*EXERCISE GOAL*. Every line below that holds the string "Difference" should be copied out.

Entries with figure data
********

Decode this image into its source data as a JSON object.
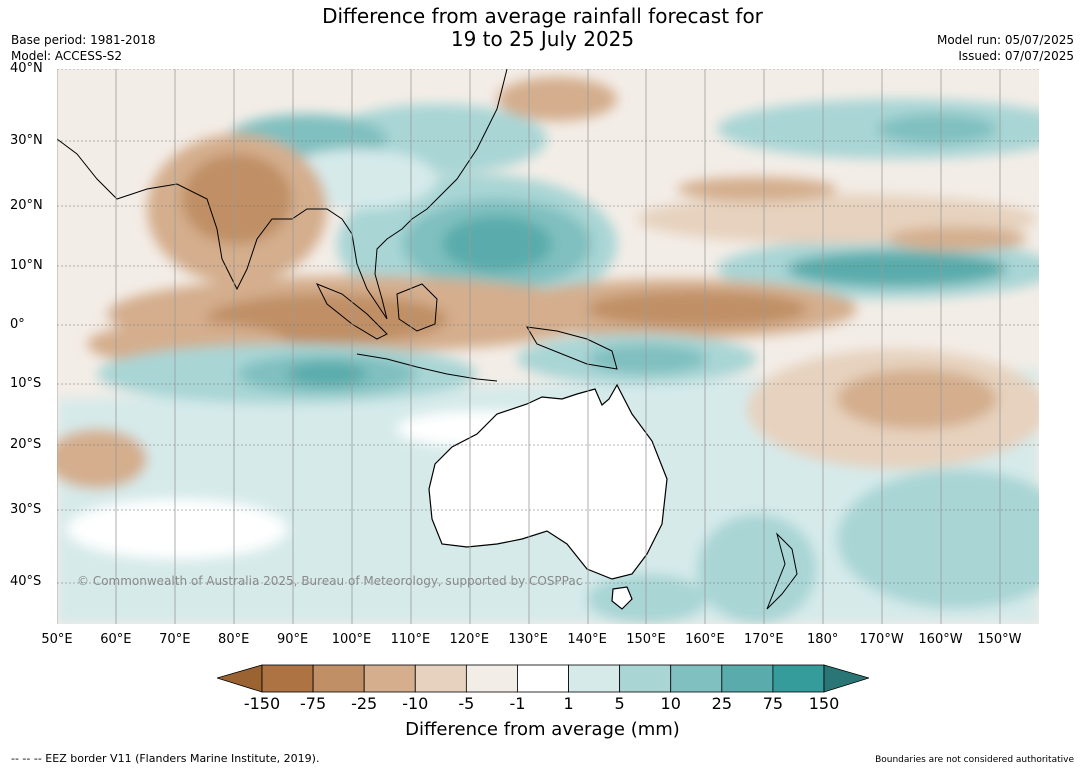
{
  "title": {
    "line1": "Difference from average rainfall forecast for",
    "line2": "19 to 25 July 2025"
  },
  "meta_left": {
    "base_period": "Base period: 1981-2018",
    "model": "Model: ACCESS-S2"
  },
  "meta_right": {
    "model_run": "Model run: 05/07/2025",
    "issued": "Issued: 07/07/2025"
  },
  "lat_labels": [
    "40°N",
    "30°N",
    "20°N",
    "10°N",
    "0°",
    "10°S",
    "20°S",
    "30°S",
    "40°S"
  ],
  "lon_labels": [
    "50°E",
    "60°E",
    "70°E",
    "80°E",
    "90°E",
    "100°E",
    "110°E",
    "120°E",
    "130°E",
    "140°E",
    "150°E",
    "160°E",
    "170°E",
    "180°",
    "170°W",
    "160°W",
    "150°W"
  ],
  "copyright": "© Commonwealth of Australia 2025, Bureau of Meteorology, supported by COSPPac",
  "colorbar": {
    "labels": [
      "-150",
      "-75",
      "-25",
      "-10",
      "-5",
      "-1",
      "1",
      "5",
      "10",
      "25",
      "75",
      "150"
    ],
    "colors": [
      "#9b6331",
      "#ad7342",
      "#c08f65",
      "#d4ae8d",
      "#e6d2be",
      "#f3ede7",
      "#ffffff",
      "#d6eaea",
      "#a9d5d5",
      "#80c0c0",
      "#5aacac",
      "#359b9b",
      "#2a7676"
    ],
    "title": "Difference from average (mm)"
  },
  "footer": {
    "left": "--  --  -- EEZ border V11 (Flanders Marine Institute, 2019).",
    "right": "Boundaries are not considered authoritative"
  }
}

********

*FINISHED ANSWER*.
    "line1": "Difference from average rainfall forecast for",
    "title": "Difference from average (mm)"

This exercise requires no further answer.